Hari ini para sarjana sangat ramai berserakan di masyarakat kita. Banyaknya perguruan tinggi yang didirikan meluluskan ribuan orang dalam setahun telah berlangsung selama puluhan tahun. Jumlah ini akan terus bertambah dan semakin tidak terhitung banyaknya. Orang-orang yang tidak punya motivasi, kerisauan dan kepedulian sosial tumpah ruah di masyarakat kita. Kita bertanya, apa yang diinginkan dengan banyaknya para sarjana itu ?. Perguruan tinggi hari ini-tanpa mengeneralisir-hanya menghasilkan para sarjana bukan para ilmuan sebagaimana yang telah disebutkan. Ada kesenjangan yang sangat besar kita perhatikan bahwa seseorang dengan sederet gelar akademik yang banyak tetap saja tidak selalu mencerminkan kualitas intelektualnya sama sekali. 

Artinya antara gelar dengan ilmu tidak berbanding lurus. Sehingga kita melihat gelar itu pada akhirnya tidak lebih hanya sekedar syarat administratif untuk diterima bekerja atau untuk mendapatkan suatu jabatan baik yang berorientasi uang maupun popularitas belaka. Bahkan gelar itu dipahami hanya untuk mempertinggi status sosial untuk mencari simpati dan mengharapkan respek dari masyarakatnya. Seakan dengan memiliki gelar sudah cukup menjadikan para pemuja gelar itu dalam pandangan masyarakat dianggap sebagai orang yang hidupnya lebih baik, maju, sukses dan lain sebagainya.

▶ _Daftar elemen dan area_
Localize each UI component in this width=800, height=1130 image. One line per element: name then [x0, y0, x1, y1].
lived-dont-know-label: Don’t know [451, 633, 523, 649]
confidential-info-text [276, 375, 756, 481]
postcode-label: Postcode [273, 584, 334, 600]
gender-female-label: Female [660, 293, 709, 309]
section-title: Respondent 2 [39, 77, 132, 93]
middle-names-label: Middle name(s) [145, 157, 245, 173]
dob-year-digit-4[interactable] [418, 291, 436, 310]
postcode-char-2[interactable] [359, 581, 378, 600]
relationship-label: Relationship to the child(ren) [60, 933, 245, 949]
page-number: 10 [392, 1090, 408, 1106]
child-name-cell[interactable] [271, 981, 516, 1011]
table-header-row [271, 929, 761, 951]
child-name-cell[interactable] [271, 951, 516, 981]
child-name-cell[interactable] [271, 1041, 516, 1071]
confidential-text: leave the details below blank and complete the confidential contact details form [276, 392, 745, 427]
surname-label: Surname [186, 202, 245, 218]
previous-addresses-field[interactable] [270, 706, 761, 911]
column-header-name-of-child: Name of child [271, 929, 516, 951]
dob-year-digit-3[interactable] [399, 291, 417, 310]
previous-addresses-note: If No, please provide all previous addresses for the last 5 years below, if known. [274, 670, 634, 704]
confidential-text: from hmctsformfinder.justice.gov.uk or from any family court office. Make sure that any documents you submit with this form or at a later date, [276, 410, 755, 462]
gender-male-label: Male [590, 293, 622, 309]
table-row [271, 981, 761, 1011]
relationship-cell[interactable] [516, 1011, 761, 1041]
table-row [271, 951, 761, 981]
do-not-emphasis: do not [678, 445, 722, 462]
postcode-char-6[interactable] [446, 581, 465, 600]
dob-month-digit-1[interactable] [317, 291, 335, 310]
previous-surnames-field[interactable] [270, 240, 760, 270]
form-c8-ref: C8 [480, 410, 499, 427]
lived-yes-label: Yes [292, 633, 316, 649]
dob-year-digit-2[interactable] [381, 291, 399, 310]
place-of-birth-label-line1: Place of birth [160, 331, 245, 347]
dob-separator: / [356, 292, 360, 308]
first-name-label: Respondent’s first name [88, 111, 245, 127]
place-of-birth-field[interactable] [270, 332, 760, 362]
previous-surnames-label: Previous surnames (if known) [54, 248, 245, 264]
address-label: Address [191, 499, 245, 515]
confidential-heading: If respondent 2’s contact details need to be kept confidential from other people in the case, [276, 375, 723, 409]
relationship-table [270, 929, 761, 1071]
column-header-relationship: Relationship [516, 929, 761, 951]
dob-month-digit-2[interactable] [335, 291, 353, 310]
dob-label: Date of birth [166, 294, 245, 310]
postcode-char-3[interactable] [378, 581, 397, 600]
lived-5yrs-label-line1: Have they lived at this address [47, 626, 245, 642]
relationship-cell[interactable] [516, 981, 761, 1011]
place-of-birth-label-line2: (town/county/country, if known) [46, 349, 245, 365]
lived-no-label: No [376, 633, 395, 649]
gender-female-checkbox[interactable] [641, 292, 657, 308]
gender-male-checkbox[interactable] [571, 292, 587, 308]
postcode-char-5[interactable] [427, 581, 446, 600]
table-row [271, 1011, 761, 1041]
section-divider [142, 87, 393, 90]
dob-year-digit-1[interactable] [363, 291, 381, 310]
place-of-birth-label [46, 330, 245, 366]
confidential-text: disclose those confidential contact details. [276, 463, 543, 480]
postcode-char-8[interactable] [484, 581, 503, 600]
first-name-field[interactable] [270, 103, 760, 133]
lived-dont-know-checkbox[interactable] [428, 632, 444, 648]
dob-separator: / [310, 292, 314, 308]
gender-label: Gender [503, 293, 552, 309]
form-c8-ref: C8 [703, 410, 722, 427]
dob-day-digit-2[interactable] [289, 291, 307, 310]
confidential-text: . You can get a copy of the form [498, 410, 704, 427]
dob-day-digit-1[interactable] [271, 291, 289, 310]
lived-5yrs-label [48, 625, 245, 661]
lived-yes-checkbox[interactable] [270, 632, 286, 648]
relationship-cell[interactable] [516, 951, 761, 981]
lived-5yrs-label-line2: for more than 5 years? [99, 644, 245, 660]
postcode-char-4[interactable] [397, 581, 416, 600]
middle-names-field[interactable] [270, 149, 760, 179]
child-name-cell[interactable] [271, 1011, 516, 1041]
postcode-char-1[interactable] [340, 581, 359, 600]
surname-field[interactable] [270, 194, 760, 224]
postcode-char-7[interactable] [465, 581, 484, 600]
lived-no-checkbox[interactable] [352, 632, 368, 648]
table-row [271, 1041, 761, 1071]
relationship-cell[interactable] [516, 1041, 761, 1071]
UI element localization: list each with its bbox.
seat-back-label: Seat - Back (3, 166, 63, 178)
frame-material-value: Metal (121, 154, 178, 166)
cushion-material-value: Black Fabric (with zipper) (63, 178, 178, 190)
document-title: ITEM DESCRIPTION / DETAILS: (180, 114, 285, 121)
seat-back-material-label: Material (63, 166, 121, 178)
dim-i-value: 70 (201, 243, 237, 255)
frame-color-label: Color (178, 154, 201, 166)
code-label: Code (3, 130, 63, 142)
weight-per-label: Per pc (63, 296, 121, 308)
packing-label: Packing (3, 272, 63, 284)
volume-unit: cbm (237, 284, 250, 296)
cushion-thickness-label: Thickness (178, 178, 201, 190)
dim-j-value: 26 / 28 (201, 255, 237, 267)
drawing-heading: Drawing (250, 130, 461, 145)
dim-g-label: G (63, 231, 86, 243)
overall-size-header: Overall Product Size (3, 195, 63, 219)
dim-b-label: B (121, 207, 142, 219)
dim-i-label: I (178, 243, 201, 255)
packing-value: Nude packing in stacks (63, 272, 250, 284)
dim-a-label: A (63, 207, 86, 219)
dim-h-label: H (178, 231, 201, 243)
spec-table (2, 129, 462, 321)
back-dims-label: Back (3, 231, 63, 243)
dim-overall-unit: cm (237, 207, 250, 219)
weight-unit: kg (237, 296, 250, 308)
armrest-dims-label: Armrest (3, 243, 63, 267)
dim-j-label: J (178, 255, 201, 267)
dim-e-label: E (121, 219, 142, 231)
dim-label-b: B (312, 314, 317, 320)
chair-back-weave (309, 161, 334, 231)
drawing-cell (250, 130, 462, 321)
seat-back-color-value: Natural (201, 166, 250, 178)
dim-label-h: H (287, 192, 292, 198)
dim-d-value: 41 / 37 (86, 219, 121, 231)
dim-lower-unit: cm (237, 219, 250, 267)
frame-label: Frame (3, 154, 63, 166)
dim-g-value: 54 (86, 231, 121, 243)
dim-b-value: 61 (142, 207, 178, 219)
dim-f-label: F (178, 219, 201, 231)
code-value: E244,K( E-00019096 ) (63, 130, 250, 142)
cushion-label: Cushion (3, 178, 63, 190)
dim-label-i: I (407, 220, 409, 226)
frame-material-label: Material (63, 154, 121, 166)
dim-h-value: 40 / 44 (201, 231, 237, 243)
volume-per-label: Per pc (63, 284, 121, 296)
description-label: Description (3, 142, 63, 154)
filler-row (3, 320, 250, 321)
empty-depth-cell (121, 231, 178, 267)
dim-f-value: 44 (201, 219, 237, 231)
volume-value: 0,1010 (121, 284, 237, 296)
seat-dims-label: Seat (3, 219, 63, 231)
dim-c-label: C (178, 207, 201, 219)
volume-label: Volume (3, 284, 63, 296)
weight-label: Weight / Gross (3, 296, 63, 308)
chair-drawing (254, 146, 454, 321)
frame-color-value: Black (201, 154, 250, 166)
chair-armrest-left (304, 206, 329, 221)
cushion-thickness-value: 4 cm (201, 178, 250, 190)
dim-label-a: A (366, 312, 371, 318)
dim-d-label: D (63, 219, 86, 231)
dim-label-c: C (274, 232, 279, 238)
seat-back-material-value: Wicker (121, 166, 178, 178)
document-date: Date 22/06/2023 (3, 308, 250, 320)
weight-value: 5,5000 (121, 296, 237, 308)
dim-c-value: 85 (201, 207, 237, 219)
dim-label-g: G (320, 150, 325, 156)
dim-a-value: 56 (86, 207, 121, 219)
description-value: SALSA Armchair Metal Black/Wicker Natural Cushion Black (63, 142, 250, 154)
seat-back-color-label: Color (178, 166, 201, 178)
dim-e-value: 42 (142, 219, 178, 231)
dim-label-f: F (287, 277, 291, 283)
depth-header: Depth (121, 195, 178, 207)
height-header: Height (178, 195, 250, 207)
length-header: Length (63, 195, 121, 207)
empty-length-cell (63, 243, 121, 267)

▶ _PETUNJUK LATIHAN_
[A] Salin bagian teks tentang para sarjana dari "Artinya antara gelar" sampai "dan lain sebagainya.".
[B] Dalam teks tentang para sarjana, gelar pada akhirnya dianggap tidak lebih dari apa?

▶ _JAWABAN TIAP TUGAS_
[A]
Artinya antara gelar dengan ilmu tidak berbanding lurus. Sehingga kita melihat gelar itu pada akhirnya tidak lebih hanya sekedar syarat administratif untuk diterima bekerja atau untuk mendapatkan suatu jabatan baik yang berorientasi uang maupun popularitas belaka. Bahkan gelar itu dipahami hanya untuk mempertinggi status sosial untuk mencari simpati dan mengharapkan respek dari masyarakatnya. Seakan dengan memiliki gelar sudah cukup menjadikan para pemuja gelar itu dalam pandangan masyarakat dianggap sebagai orang yang hidupnya lebih baik, maju, sukses dan lain sebagainya.

[B] Sekadar syarat administratif untuk diterima bekerja atau untuk mendapatkan suatu jabatan.